[Dataset entries]
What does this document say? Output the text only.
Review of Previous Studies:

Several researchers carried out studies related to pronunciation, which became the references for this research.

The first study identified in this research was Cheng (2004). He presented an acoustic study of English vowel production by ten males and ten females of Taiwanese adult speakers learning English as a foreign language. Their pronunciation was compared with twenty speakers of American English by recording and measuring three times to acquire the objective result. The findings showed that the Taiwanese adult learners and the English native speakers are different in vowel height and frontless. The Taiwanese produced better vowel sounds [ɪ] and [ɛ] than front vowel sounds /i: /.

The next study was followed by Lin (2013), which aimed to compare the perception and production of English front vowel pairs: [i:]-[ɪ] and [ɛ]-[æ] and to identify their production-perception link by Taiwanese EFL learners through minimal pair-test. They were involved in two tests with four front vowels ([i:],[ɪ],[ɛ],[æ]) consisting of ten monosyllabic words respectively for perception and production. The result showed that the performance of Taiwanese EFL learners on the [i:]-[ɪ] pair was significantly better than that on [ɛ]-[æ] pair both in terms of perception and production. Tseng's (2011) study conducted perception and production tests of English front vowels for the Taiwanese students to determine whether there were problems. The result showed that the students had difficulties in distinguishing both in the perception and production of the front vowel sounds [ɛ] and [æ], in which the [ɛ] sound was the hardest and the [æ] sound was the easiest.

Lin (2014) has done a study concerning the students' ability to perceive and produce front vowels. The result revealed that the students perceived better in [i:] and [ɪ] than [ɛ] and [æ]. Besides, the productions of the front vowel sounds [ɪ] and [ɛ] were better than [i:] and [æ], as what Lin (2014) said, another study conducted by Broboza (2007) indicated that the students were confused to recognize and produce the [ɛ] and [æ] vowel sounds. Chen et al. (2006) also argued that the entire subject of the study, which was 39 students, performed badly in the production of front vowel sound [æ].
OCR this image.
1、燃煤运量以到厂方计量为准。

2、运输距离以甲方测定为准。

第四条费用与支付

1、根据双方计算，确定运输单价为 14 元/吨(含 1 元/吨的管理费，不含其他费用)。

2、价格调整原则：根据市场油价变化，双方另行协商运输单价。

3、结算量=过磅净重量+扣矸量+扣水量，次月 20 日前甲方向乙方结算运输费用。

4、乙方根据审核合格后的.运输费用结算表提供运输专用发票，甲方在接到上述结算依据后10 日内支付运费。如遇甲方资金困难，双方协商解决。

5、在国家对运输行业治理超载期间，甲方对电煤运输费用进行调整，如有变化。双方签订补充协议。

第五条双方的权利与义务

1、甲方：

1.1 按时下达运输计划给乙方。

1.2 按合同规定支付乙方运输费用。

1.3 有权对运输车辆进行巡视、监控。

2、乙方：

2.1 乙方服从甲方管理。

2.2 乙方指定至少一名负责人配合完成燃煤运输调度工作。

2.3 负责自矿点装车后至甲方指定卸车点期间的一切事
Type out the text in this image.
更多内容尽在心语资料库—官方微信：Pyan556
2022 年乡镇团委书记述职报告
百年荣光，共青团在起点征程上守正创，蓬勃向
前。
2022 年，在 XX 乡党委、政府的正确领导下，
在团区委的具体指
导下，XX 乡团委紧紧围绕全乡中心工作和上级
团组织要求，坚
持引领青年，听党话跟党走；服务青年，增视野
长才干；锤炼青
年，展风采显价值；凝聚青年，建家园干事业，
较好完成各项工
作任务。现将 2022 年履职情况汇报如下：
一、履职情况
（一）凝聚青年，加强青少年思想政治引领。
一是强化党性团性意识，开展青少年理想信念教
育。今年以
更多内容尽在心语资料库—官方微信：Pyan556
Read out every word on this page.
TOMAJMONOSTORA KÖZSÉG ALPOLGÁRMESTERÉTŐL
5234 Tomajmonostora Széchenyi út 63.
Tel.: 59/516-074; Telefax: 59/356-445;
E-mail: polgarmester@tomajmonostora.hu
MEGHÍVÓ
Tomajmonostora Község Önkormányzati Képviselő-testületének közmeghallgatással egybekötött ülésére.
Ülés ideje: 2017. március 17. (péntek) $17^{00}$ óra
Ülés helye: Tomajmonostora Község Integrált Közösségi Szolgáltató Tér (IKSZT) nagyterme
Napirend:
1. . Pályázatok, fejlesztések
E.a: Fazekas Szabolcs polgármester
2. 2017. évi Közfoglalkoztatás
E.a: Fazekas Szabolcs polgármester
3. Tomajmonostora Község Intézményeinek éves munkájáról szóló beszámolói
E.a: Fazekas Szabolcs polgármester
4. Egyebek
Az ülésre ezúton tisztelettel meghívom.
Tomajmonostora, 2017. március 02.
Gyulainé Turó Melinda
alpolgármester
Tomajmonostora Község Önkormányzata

> **Stated problem**
Transcribe all lines as written.

> **Output of the exercise**
What does this document say? Output the text only.
Review of Previous Studies:

Several researchers carried out studies related to pronunciation, which became the references for this research.

The first study identified in this research was Cheng (2004). He presented an acoustic study of English vowel production by ten males and ten females of Taiwanese adult speakers learning English as a foreign language. Their pronunciation was compared with twenty speakers of American English by recording and measuring three times to acquire the objective result. The findings showed that the Taiwanese adult learners and the English native speakers are different in vowel height and frontless. The Taiwanese produced better vowel sounds [ɪ] and [ɛ] than front vowel sounds /i: /.

The next study was followed by Lin (2013), which aimed to compare the perception and production of English front vowel pairs: [i:]-[ɪ] and [ɛ]-[æ] and to identify their production-perception link by Taiwanese EFL learners through minimal pair-test. They were involved in two tests with four front vowels ([i:],[ɪ],[ɛ],[æ]) consisting of ten monosyllabic words respectively for perception and production. The result showed that the performance of Taiwanese EFL learners on the [i:]-[ɪ] pair was significantly better than that on [ɛ]-[æ] pair both in terms of perception and production. Tseng's (2011) study conducted perception and production tests of English front vowels for the Taiwanese students to determine whether there were problems. The result showed that the students had difficulties in distinguishing both in the perception and production of the front vowel sounds [ɛ] and [æ], in which the [ɛ] sound was the hardest and the [æ] sound was the easiest.

Lin (2014) has done a study concerning the students' ability to perceive and produce front vowels. The result revealed that the students perceived better in [i:] and [ɪ] than [ɛ] and [æ]. Besides, the productions of the front vowel sounds [ɪ] and [ɛ] were better than [i:] and [æ], as what Lin (2014) said, another study conducted by Broboza (2007) indicated that the students were confused to recognize and produce the [ɛ] and [æ] vowel sounds. Chen et al. (2006) also argued that the entire subject of the study, which was 39 students, performed badly in the production of front vowel sound [æ].
OCR this image.
1、燃煤运量以到厂方计量为准。

2、运输距离以甲方测定为准。

第四条费用与支付

1、根据双方计算，确定运输单价为 14 元/吨(含 1 元/吨的管理费，不含其他费用)。

2、价格调整原则：根据市场油价变化，双方另行协商运输单价。

3、结算量=过磅净重量+扣矸量+扣水量，次月 20 日前甲方向乙方结算运输费用。

4、乙方根据审核合格后的.运输费用结算表提供运输专用发票，甲方在接到上述结算依据后10 日内支付运费。如遇甲方资金困难，双方协商解决。

5、在国家对运输行业治理超载期间，甲方对电煤运输费用进行调整，如有变化。双方签订补充协议。

第五条双方的权利与义务

1、甲方：

1.1 按时下达运输计划给乙方。

1.2 按合同规定支付乙方运输费用。

1.3 有权对运输车辆进行巡视、监控。

2、乙方：

2.1 乙方服从甲方管理。

2.2 乙方指定至少一名负责人配合完成燃煤运输调度工作。

2.3 负责自矿点装车后至甲方指定卸车点期间的一切事
Type out the text in this image.
更多内容尽在心语资料库—官方微信：Pyan556
2022 年乡镇团委书记述职报告
百年荣光，共青团在起点征程上守正创，蓬勃向
前。
2022 年，在 XX 乡党委、政府的正确领导下，
在团区委的具体指
导下，XX 乡团委紧紧围绕全乡中心工作和上级
团组织要求，坚
持引领青年，听党话跟党走；服务青年，增视野
长才干；锤炼青
年，展风采显价值；凝聚青年，建家园干事业，
较好完成各项工
作任务。现将 2022 年履职情况汇报如下：
一、履职情况
（一）凝聚青年，加强青少年思想政治引领。
一是强化党性团性意识，开展青少年理想信念教
育。今年以
更多内容尽在心语资料库—官方微信：Pyan556
Read out every word on this page.
TOMAJMONOSTORA KÖZSÉG ALPOLGÁRMESTERÉTŐL
5234 Tomajmonostora Széchenyi út 63.
Tel.: 59/516-074; Telefax: 59/356-445;
E-mail: polgarmester@tomajmonostora.hu
MEGHÍVÓ
Tomajmonostora Község Önkormányzati Képviselő-testületének közmeghallgatással egybekötött ülésére.
Ülés ideje: 2017. március 17. (péntek) $17^{00}$ óra
Ülés helye: Tomajmonostora Község Integrált Közösségi Szolgáltató Tér (IKSZT) nagyterme
Napirend:
1. . Pályázatok, fejlesztések
E.a: Fazekas Szabolcs polgármester
2. 2017. évi Közfoglalkoztatás
E.a: Fazekas Szabolcs polgármester
3. Tomajmonostora Község Intézményeinek éves munkájáról szóló beszámolói
E.a: Fazekas Szabolcs polgármester
4. Egyebek
Az ülésre ezúton tisztelettel meghívom.
Tomajmonostora, 2017. március 02.
Gyulainé Turó Melinda
alpolgármester
Tomajmonostora Község Önkormányzata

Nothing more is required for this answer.